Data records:
[Start]
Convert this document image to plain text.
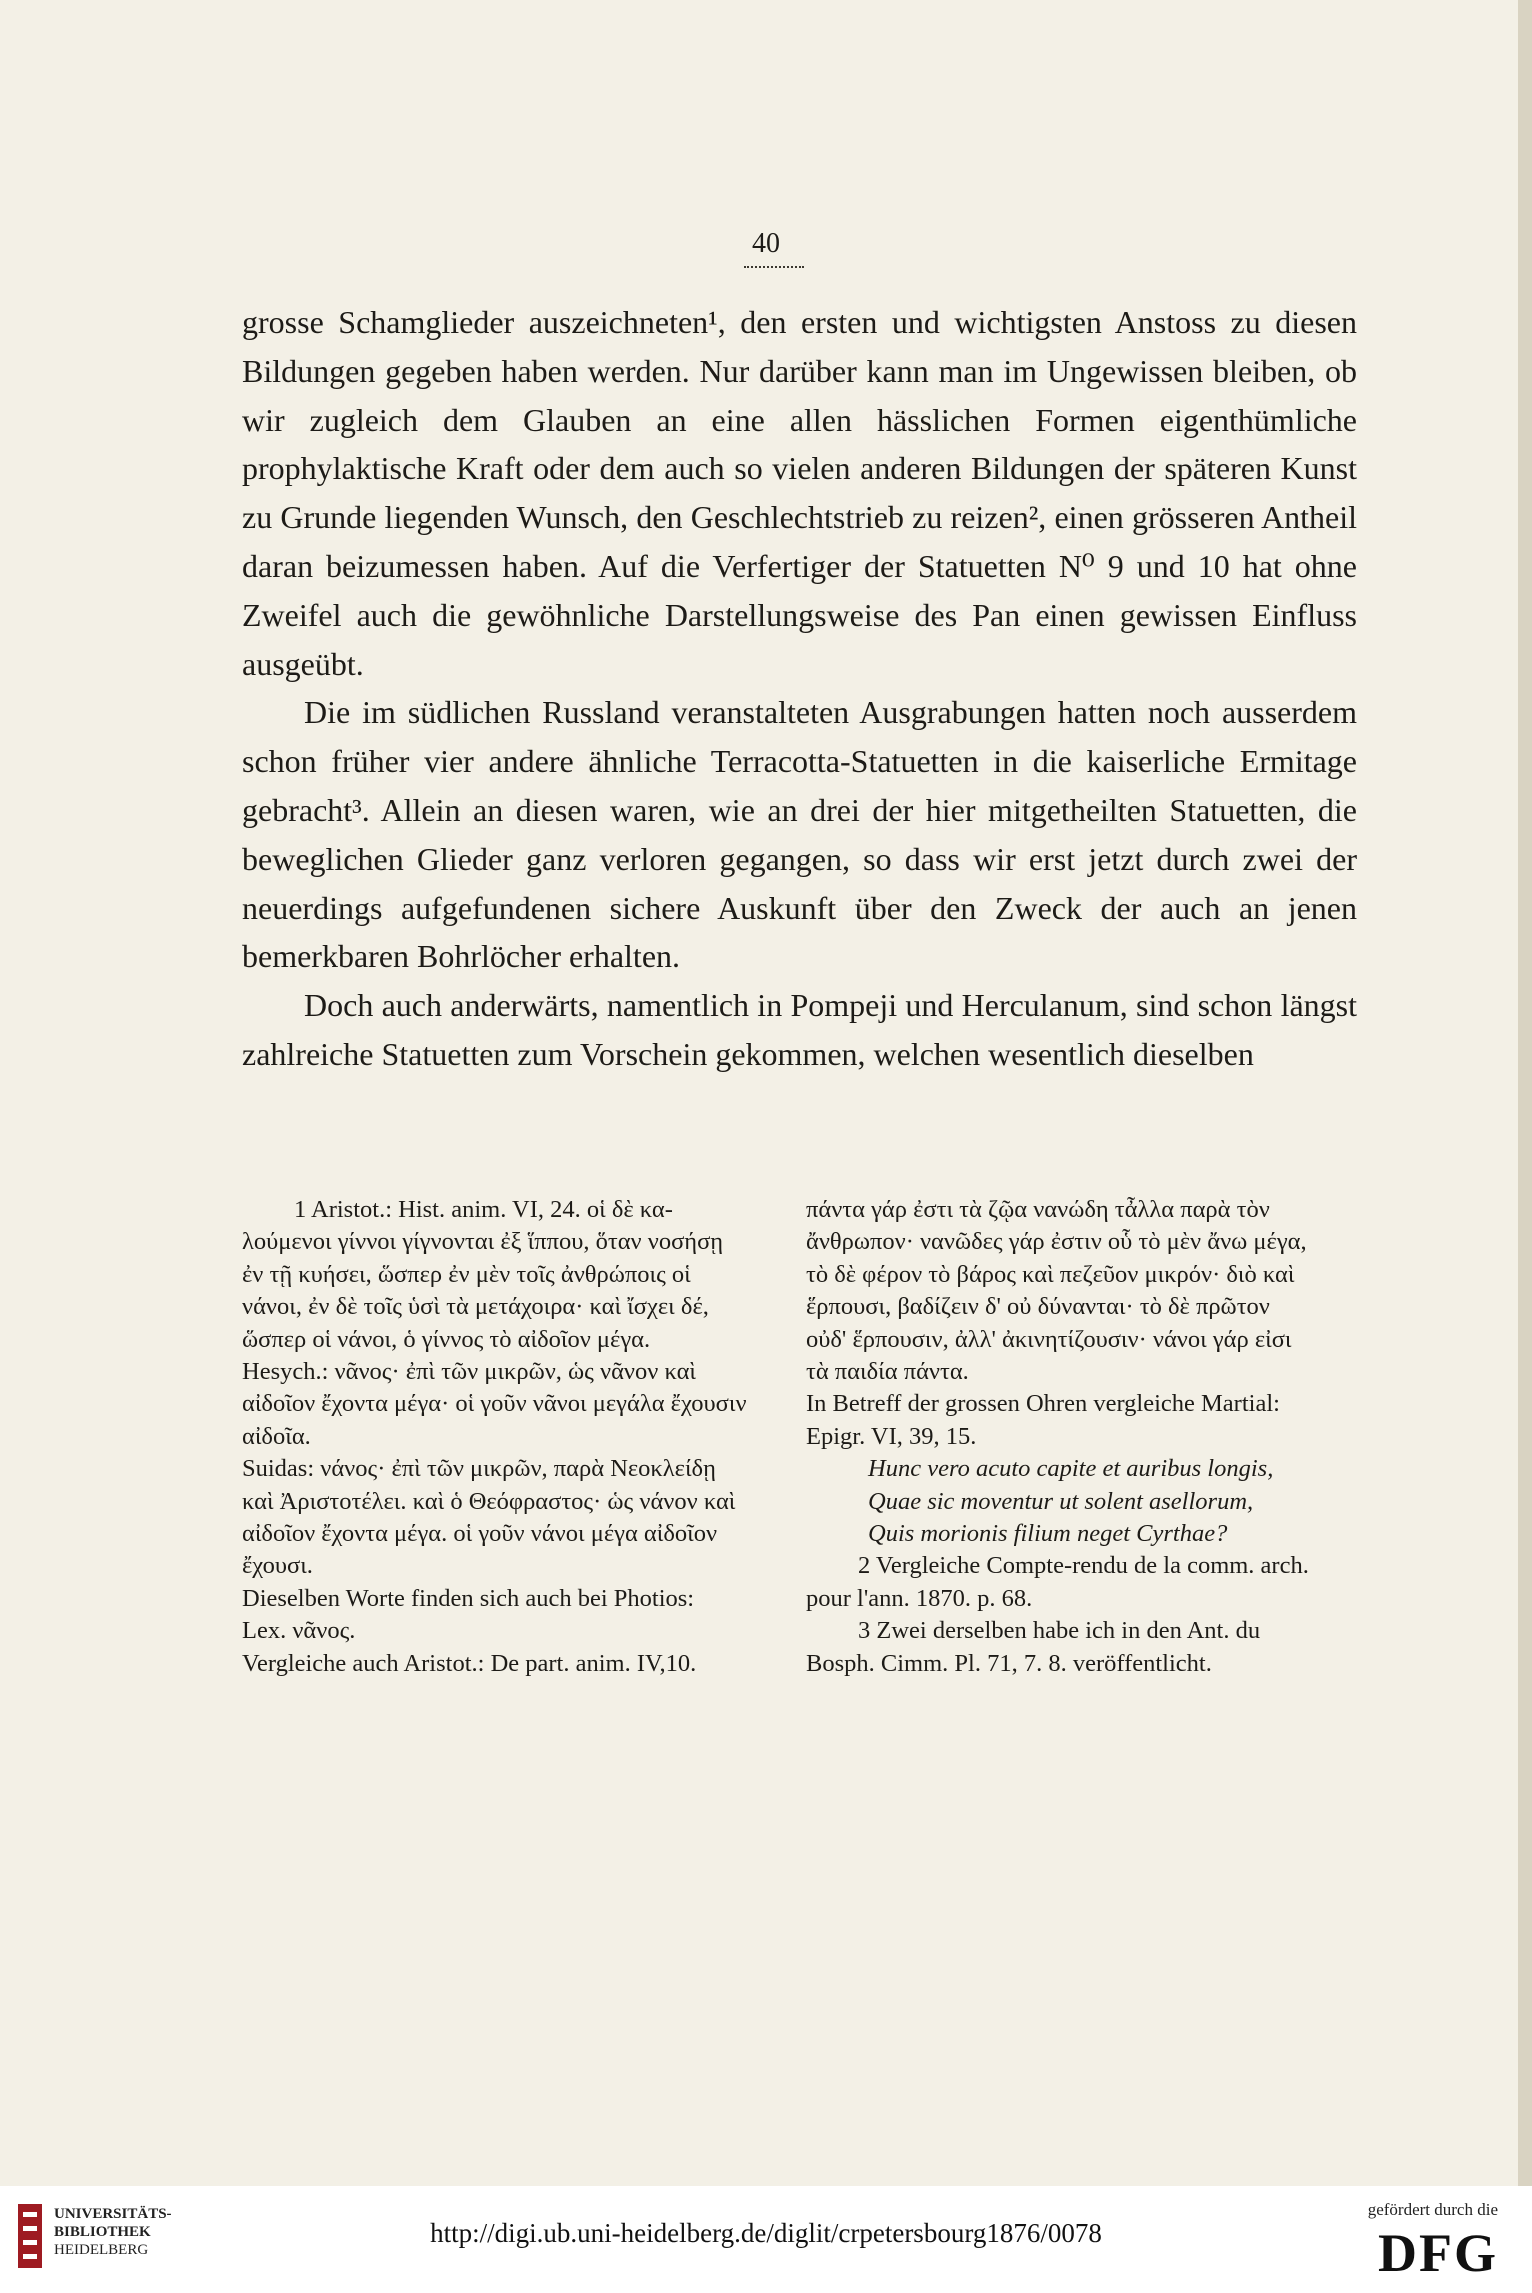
40

grosse Schamglieder auszeichneten¹, den ersten und wichtigsten Anstoss zu diesen Bildungen gegeben haben werden. Nur darüber kann man im Ungewissen bleiben, ob wir zugleich dem Glauben an eine allen hässlichen Formen eigenthümliche prophylaktische Kraft oder dem auch so vielen anderen Bildungen der späteren Kunst zu Grunde liegenden Wunsch, den Geschlechtstrieb zu reizen², einen grösseren Antheil daran beizumessen haben. Auf die Verfertiger der Statuetten N⁰ 9 und 10 hat ohne Zweifel auch die gewöhnliche Darstellungsweise des Pan einen gewissen Einfluss ausgeübt.

Die im südlichen Russland veranstalteten Ausgrabungen hatten noch ausserdem schon früher vier andere ähnliche Terracotta-Statuetten in die kaiserliche Ermitage gebracht³. Allein an diesen waren, wie an drei der hier mitgetheilten Statuetten, die beweglichen Glieder ganz verloren gegangen, so dass wir erst jetzt durch zwei der neuerdings aufgefundenen sichere Auskunft über den Zweck der auch an jenen bemerkbaren Bohrlöcher erhalten.

Doch auch anderwärts, namentlich in Pompeji und Herculanum, sind schon längst zahlreiche Statuetten zum Vorschein gekommen, welchen wesentlich dieselben

1 Aristot.: Hist. anim. VI, 24. οἱ δὲ κα-

λούμενοι γίννοι γίγνονται ἐξ ἵππου, ὅταν νοσήσῃ

ἐν τῇ κυήσει, ὥσπερ ἐν μὲν τοῖς ἀνθρώποις οἱ

νάνοι, ἐν δὲ τοῖς ὑσὶ τὰ μετάχοιρα· καὶ ἴσχει δέ,

ὥσπερ οἱ νάνοι, ὁ γίννος τὸ αἰδοῖον μέγα.

Hesych.: νᾶνος· ἐπὶ τῶν μικρῶν, ὡς νᾶνον καὶ

αἰδοῖον ἔχοντα μέγα· οἱ γοῦν νᾶνοι μεγάλα ἔχουσιν

αἰδοῖα.

Suidas: νάνος· ἐπὶ τῶν μικρῶν, παρὰ Νεοκλείδῃ

καὶ Ἀριστοτέλει. καὶ ὁ Θεόφραστος· ὡς νάνον καὶ

αἰδοῖον ἔχοντα μέγα. οἱ γοῦν νάνοι μέγα αἰδοῖον

ἔχουσι.

Dieselben Worte finden sich auch bei Photios:

Lex. νᾶνος.

Vergleiche auch Aristot.: De part. anim. IV,10.

πάντα γάρ ἐστι τὰ ζῷα νανώδη τἆλλα παρὰ τὸν

ἄνθρωπον· νανῶδες γάρ ἐστιν οὗ τὸ μὲν ἄνω μέγα,

τὸ δὲ φέρον τὸ βάρος καὶ πεζεῦον μικρόν· διὸ καὶ

ἕρπουσι, βαδίζειν δ' οὐ δύνανται· τὸ δὲ πρῶτον

οὐδ' ἕρπουσιν, ἀλλ' ἀκινητίζουσιν· νάνοι γάρ εἰσι

τὰ παιδία πάντα.

In Betreff der grossen Ohren vergleiche Martial:

Epigr. VI, 39, 15.

Hunc vero acuto capite et auribus longis,

Quae sic moventur ut solent asellorum,

Quis morionis filium neget Cyrthae?

2 Vergleiche Compte-rendu de la comm. arch.

pour l'ann. 1870. p. 68.

3 Zwei derselben habe ich in den Ant. du

Bosph. Cimm. Pl. 71, 7. 8. veröffentlicht.

UNIVERSITÄTS-
BIBLIOTHEK
HEIDELBERG
http://digi.ub.uni-heidelberg.de/diglit/crpetersbourg1876/0078
gefördert durch die
DFG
[End]
Copy out the lines that hold "μέγα".

ὥσπερ οἱ νάνοι, ὁ γίννος τὸ αἰδοῖον μέγα.
αἰδοῖον ἔχοντα μέγα· οἱ γοῦν νᾶνοι μεγάλα ἔχουσιν
αἰδοῖον ἔχοντα μέγα. οἱ γοῦν νάνοι μέγα αἰδοῖον
ἄνθρωπον· νανῶδες γάρ ἐστιν οὗ τὸ μὲν ἄνω μέγα,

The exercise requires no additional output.